*Exercise objective*
Copy every line with the string "Autofill" in it.

*Records for the exercise*
** Begin **
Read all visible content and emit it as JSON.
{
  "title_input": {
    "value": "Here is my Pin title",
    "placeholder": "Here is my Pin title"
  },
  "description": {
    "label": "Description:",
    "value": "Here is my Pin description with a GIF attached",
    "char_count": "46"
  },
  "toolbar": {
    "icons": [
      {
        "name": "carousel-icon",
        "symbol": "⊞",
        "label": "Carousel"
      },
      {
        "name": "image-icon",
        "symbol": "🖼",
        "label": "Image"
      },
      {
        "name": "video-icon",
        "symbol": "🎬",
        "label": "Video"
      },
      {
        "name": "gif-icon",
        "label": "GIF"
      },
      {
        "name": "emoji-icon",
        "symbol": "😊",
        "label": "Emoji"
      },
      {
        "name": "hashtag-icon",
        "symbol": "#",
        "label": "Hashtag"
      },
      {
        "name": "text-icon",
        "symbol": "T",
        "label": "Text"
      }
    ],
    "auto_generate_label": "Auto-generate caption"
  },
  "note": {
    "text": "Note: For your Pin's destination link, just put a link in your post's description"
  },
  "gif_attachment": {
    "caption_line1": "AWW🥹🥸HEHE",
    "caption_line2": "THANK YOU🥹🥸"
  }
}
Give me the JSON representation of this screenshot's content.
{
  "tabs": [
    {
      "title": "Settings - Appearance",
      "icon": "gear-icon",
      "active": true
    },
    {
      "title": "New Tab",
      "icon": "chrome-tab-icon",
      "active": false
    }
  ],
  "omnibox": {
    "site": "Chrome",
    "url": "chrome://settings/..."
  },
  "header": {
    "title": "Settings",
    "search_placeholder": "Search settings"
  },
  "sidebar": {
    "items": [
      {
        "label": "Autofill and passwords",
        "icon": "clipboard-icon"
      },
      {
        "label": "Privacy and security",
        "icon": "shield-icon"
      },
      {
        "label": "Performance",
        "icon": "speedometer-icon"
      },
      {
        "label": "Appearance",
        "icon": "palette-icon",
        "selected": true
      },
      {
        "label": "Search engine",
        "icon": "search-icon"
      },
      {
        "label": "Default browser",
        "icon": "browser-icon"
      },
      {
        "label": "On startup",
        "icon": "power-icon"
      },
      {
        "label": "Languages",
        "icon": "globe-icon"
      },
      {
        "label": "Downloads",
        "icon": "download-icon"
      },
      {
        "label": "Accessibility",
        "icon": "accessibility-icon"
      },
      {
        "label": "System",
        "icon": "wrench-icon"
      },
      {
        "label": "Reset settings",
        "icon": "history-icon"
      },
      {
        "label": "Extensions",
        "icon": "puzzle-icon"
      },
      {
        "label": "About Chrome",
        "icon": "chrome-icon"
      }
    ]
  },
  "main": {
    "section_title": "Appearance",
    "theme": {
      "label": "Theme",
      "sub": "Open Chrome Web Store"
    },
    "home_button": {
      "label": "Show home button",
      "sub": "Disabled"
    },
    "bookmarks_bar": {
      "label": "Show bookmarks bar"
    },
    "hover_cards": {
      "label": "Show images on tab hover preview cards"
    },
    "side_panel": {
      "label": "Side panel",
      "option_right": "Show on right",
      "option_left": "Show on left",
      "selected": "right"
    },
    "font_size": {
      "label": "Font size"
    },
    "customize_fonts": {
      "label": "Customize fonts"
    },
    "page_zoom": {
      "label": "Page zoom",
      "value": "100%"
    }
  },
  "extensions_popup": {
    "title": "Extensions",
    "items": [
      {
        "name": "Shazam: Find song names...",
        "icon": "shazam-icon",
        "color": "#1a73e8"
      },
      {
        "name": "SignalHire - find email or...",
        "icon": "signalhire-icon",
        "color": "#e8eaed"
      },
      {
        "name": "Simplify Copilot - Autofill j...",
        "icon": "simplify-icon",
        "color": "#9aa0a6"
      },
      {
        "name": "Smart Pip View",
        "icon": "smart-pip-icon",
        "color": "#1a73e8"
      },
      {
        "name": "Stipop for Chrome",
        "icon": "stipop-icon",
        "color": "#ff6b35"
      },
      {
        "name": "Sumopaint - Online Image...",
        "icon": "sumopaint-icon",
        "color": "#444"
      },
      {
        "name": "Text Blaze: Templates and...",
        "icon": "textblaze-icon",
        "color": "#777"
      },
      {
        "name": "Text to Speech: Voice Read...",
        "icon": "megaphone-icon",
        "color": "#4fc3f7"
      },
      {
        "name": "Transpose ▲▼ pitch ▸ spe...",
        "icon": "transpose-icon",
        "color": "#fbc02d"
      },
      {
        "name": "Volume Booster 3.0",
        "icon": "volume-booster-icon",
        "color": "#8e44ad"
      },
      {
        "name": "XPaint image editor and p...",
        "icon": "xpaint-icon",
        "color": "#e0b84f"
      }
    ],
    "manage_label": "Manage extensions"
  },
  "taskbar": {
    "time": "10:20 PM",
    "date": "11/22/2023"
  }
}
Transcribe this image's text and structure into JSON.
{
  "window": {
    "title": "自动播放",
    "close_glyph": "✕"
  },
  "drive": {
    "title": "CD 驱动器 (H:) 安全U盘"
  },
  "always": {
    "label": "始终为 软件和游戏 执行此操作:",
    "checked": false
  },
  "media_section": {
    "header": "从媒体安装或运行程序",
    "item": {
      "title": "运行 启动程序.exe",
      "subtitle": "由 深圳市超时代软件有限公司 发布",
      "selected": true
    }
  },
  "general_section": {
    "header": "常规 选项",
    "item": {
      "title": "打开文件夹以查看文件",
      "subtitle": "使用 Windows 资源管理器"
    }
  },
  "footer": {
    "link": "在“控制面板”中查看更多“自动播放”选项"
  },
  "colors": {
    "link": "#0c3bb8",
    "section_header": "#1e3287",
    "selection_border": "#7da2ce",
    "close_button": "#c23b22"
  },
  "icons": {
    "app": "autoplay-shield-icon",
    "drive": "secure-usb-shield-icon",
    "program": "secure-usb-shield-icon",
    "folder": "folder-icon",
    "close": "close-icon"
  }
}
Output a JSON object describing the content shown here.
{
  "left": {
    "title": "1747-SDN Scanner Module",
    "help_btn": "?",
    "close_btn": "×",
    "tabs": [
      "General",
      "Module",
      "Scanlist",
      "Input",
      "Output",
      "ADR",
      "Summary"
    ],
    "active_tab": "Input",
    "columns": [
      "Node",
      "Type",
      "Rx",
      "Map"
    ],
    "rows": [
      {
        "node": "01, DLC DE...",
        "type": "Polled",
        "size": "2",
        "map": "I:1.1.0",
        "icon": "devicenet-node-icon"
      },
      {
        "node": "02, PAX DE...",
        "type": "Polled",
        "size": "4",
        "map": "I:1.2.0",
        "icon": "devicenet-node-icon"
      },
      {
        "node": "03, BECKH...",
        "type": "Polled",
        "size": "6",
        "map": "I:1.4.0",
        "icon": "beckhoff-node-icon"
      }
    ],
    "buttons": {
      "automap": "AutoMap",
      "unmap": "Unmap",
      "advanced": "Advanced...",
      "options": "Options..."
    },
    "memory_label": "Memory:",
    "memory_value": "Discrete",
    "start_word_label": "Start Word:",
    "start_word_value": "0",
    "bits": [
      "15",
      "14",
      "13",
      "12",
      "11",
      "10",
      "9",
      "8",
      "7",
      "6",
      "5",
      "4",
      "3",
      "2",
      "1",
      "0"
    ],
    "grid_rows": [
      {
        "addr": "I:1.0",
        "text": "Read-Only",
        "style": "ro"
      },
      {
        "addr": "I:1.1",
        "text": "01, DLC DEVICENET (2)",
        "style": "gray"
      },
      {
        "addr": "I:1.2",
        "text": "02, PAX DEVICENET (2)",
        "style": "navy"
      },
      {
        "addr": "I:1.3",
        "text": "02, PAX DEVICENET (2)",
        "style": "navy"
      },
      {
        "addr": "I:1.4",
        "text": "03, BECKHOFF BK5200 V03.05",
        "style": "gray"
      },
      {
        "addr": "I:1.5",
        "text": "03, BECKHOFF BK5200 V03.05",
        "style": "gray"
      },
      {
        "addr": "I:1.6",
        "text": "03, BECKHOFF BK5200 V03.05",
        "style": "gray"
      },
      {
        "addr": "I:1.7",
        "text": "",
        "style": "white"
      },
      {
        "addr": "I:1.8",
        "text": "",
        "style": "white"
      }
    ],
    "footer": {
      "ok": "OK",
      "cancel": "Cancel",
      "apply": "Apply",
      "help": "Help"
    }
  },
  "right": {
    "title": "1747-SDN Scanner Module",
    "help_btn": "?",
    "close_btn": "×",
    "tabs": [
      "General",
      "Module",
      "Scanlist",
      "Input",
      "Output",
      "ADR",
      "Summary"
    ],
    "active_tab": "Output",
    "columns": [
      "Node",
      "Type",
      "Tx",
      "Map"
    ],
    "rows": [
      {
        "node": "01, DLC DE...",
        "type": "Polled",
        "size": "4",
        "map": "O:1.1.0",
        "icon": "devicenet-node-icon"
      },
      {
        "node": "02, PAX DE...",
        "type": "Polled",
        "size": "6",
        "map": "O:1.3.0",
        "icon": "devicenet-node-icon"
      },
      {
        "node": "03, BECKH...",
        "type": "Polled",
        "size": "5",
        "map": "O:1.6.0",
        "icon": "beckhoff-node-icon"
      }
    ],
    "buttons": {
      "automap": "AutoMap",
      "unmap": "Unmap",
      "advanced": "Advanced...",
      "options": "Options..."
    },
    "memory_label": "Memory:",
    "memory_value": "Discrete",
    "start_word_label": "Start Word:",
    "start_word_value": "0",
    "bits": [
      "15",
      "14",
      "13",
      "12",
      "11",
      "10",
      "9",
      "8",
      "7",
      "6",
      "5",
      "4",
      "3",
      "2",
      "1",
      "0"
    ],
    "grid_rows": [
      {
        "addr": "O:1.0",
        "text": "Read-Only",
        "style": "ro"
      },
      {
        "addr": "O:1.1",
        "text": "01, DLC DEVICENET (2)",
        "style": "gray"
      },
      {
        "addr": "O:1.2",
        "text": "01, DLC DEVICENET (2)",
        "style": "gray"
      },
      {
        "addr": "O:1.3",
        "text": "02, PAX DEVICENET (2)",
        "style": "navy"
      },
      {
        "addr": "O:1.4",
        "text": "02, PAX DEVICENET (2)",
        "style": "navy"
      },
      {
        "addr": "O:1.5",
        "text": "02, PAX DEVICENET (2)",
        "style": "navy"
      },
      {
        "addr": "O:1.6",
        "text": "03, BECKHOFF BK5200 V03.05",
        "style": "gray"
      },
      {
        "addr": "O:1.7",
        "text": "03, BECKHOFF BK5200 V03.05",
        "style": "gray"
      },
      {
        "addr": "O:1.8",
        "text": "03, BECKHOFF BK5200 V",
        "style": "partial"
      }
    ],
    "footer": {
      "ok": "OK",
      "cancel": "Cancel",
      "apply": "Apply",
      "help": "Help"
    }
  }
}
** End **
*Output below*
        "label": "Autofill and passwords",
        "name": "Simplify Copilot - Autofill j...",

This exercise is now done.